# Exercise directions
The records below are to be quoted in full; please keep every word exact.

[Information provided start]

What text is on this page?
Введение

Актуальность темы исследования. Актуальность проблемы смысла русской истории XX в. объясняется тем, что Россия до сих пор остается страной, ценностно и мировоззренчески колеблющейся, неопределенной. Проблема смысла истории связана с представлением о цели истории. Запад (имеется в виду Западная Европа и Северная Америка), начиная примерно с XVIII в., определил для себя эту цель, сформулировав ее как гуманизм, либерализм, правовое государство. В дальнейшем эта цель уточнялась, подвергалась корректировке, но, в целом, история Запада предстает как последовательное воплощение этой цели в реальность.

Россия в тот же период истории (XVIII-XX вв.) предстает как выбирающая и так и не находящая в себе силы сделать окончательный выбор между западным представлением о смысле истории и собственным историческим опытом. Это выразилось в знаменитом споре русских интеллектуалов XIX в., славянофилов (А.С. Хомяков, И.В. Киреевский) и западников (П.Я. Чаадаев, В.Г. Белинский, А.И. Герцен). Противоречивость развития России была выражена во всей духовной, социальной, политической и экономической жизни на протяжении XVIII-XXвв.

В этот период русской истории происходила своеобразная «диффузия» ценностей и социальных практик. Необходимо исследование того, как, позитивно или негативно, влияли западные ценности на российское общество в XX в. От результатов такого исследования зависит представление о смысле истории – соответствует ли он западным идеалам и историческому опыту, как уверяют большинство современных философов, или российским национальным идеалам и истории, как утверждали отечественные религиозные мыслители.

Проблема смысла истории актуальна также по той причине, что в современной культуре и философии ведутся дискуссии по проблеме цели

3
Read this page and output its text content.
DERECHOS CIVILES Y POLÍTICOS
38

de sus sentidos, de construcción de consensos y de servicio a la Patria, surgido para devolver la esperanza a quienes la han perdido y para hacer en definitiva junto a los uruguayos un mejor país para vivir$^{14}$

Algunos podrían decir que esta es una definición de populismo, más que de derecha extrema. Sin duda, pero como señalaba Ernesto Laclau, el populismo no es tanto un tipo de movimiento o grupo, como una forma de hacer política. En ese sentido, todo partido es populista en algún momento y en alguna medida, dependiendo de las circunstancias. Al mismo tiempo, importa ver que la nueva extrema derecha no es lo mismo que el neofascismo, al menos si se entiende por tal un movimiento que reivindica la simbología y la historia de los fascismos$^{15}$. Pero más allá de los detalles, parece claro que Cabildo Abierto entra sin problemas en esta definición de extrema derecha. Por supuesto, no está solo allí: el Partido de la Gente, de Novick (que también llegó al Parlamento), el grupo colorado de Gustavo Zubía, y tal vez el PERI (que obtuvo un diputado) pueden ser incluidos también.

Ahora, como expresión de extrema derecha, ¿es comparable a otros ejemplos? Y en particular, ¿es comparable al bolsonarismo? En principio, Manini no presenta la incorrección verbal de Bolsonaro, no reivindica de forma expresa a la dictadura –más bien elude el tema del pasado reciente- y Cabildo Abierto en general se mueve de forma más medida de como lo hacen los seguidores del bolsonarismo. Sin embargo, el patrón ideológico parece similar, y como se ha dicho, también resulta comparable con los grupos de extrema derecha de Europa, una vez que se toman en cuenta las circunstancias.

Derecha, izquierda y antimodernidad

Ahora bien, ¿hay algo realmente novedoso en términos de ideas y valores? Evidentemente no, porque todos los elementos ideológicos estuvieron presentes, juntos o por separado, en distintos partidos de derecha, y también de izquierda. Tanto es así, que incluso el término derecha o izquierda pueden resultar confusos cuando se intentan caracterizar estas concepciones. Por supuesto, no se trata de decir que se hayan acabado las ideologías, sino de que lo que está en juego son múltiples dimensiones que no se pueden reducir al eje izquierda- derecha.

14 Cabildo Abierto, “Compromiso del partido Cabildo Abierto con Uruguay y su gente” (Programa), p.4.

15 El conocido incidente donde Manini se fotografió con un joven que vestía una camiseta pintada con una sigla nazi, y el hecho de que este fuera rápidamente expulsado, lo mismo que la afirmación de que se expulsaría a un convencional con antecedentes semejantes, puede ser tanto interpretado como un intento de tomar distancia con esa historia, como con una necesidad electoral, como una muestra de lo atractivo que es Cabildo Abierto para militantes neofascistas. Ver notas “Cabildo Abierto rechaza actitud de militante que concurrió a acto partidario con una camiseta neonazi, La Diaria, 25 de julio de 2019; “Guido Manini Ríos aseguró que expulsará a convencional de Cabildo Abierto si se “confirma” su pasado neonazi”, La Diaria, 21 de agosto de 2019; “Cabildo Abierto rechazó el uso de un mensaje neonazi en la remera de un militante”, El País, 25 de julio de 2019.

[Information provided end]

# The completed task
What text is on this page?
Введение

Актуальность темы исследования. Актуальность проблемы смысла русской истории XX в. объясняется тем, что Россия до сих пор остается страной, ценностно и мировоззренчески колеблющейся, неопределенной. Проблема смысла истории связана с представлением о цели истории. Запад (имеется в виду Западная Европа и Северная Америка), начиная примерно с XVIII в., определил для себя эту цель, сформулировав ее как гуманизм, либерализм, правовое государство. В дальнейшем эта цель уточнялась, подвергалась корректировке, но, в целом, история Запада предстает как последовательное воплощение этой цели в реальность.

Россия в тот же период истории (XVIII-XX вв.) предстает как выбирающая и так и не находящая в себе силы сделать окончательный выбор между западным представлением о смысле истории и собственным историческим опытом. Это выразилось в знаменитом споре русских интеллектуалов XIX в., славянофилов (А.С. Хомяков, И.В. Киреевский) и западников (П.Я. Чаадаев, В.Г. Белинский, А.И. Герцен). Противоречивость развития России была выражена во всей духовной, социальной, политической и экономической жизни на протяжении XVIII-XXвв.

В этот период русской истории происходила своеобразная «диффузия» ценностей и социальных практик. Необходимо исследование того, как, позитивно или негативно, влияли западные ценности на российское общество в XX в. От результатов такого исследования зависит представление о смысле истории – соответствует ли он западным идеалам и историческому опыту, как уверяют большинство современных философов, или российским национальным идеалам и истории, как утверждали отечественные религиозные мыслители.

Проблема смысла истории актуальна также по той причине, что в современной культуре и философии ведутся дискуссии по проблеме цели

3
Read this page and output its text content.
DERECHOS CIVILES Y POLÍTICOS
38

de sus sentidos, de construcción de consensos y de servicio a la Patria, surgido para devolver la esperanza a quienes la han perdido y para hacer en definitiva junto a los uruguayos un mejor país para vivir$^{14}$

Algunos podrían decir que esta es una definición de populismo, más que de derecha extrema. Sin duda, pero como señalaba Ernesto Laclau, el populismo no es tanto un tipo de movimiento o grupo, como una forma de hacer política. En ese sentido, todo partido es populista en algún momento y en alguna medida, dependiendo de las circunstancias. Al mismo tiempo, importa ver que la nueva extrema derecha no es lo mismo que el neofascismo, al menos si se entiende por tal un movimiento que reivindica la simbología y la historia de los fascismos$^{15}$. Pero más allá de los detalles, parece claro que Cabildo Abierto entra sin problemas en esta definición de extrema derecha. Por supuesto, no está solo allí: el Partido de la Gente, de Novick (que también llegó al Parlamento), el grupo colorado de Gustavo Zubía, y tal vez el PERI (que obtuvo un diputado) pueden ser incluidos también.

Ahora, como expresión de extrema derecha, ¿es comparable a otros ejemplos? Y en particular, ¿es comparable al bolsonarismo? En principio, Manini no presenta la incorrección verbal de Bolsonaro, no reivindica de forma expresa a la dictadura –más bien elude el tema del pasado reciente- y Cabildo Abierto en general se mueve de forma más medida de como lo hacen los seguidores del bolsonarismo. Sin embargo, el patrón ideológico parece similar, y como se ha dicho, también resulta comparable con los grupos de extrema derecha de Europa, una vez que se toman en cuenta las circunstancias.

Derecha, izquierda y antimodernidad

Ahora bien, ¿hay algo realmente novedoso en términos de ideas y valores? Evidentemente no, porque todos los elementos ideológicos estuvieron presentes, juntos o por separado, en distintos partidos de derecha, y también de izquierda. Tanto es así, que incluso el término derecha o izquierda pueden resultar confusos cuando se intentan caracterizar estas concepciones. Por supuesto, no se trata de decir que se hayan acabado las ideologías, sino de que lo que está en juego son múltiples dimensiones que no se pueden reducir al eje izquierda- derecha.

14 Cabildo Abierto, “Compromiso del partido Cabildo Abierto con Uruguay y su gente” (Programa), p.4.

15 El conocido incidente donde Manini se fotografió con un joven que vestía una camiseta pintada con una sigla nazi, y el hecho de que este fuera rápidamente expulsado, lo mismo que la afirmación de que se expulsaría a un convencional con antecedentes semejantes, puede ser tanto interpretado como un intento de tomar distancia con esa historia, como con una necesidad electoral, como una muestra de lo atractivo que es Cabildo Abierto para militantes neofascistas. Ver notas “Cabildo Abierto rechaza actitud de militante que concurrió a acto partidario con una camiseta neonazi, La Diaria, 25 de julio de 2019; “Guido Manini Ríos aseguró que expulsará a convencional de Cabildo Abierto si se “confirma” su pasado neonazi”, La Diaria, 21 de agosto de 2019; “Cabildo Abierto rechazó el uso de un mensaje neonazi en la remera de un militante”, El País, 25 de julio de 2019.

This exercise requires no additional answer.